**PROMPT**
Starting with the line that contains "Serialize everything readable", return every line through the end of the listing below exactly as written. Omit the pictures.

**SUPPLIED RECORDS**
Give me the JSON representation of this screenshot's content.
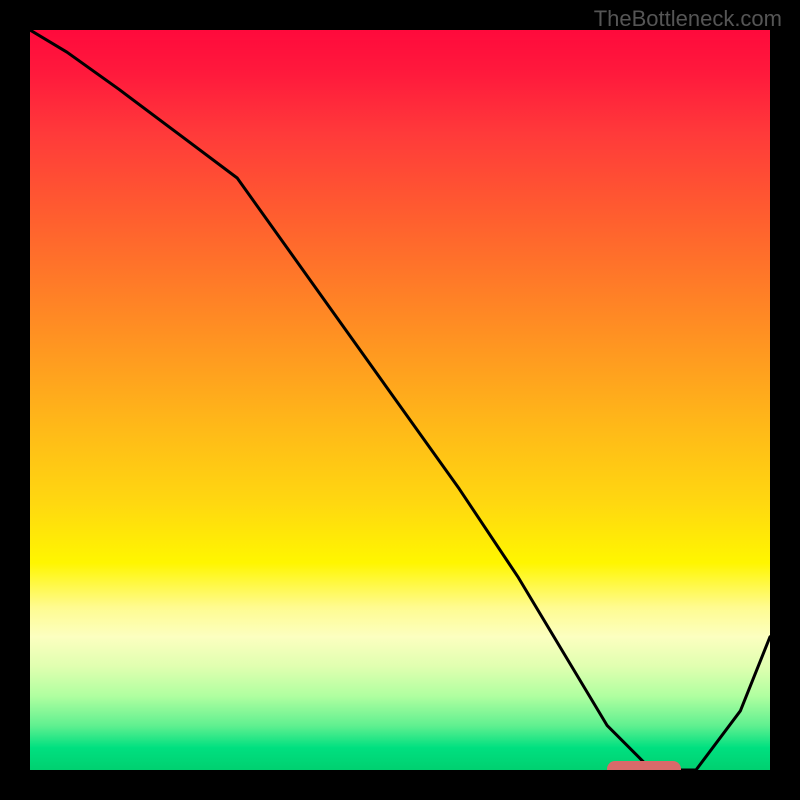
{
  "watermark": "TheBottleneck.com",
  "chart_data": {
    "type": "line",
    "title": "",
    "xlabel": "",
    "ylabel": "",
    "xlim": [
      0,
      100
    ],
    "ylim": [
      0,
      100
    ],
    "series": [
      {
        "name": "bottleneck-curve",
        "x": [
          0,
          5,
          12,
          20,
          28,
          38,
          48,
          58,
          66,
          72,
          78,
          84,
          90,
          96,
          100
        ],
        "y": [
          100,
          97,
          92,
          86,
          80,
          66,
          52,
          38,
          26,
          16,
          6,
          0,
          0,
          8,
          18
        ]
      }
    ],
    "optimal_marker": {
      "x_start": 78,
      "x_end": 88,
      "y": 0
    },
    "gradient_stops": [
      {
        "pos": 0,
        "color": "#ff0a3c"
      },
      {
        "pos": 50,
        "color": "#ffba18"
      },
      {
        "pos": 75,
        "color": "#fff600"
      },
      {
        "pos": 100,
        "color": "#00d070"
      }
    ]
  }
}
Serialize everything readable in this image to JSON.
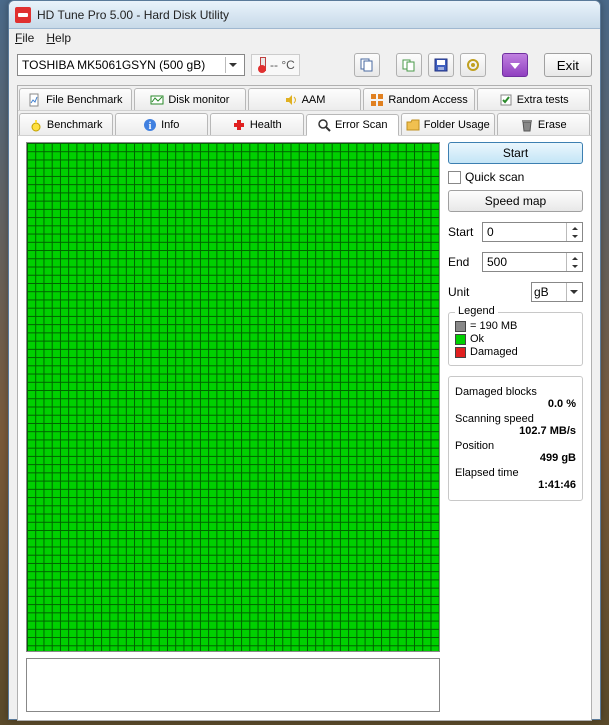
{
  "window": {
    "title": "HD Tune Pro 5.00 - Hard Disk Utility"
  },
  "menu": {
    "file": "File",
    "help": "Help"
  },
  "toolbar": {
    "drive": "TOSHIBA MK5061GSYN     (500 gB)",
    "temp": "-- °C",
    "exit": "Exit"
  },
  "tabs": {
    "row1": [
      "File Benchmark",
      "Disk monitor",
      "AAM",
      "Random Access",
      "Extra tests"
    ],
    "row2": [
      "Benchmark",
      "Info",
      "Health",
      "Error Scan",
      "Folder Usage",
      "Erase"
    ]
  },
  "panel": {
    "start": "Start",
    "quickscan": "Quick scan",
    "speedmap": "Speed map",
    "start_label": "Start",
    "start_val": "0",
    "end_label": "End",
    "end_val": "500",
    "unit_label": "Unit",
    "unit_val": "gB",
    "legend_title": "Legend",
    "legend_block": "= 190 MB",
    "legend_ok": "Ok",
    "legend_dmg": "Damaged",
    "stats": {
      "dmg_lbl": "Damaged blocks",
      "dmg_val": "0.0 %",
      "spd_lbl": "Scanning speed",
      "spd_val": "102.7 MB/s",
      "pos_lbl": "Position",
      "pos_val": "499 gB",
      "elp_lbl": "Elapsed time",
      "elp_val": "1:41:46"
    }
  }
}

**THE RESULT**
Serialize everything readable in this image to JSON.
{
  "window": {
    "title": "HD Tune Pro 5.00 - Hard Disk Utility"
  },
  "menu": {
    "file": "File",
    "help": "Help"
  },
  "toolbar": {
    "drive": "TOSHIBA MK5061GSYN     (500 gB)",
    "temp": "-- °C",
    "exit": "Exit"
  },
  "tabs": {
    "row1": [
      "File Benchmark",
      "Disk monitor",
      "AAM",
      "Random Access",
      "Extra tests"
    ],
    "row2": [
      "Benchmark",
      "Info",
      "Health",
      "Error Scan",
      "Folder Usage",
      "Erase"
    ]
  },
  "panel": {
    "start": "Start",
    "quickscan": "Quick scan",
    "speedmap": "Speed map",
    "start_label": "Start",
    "start_val": "0",
    "end_label": "End",
    "end_val": "500",
    "unit_label": "Unit",
    "unit_val": "gB",
    "legend_title": "Legend",
    "legend_block": "= 190 MB",
    "legend_ok": "Ok",
    "legend_dmg": "Damaged",
    "stats": {
      "dmg_lbl": "Damaged blocks",
      "dmg_val": "0.0 %",
      "spd_lbl": "Scanning speed",
      "spd_val": "102.7 MB/s",
      "pos_lbl": "Position",
      "pos_val": "499 gB",
      "elp_lbl": "Elapsed time",
      "elp_val": "1:41:46"
    }
  }
}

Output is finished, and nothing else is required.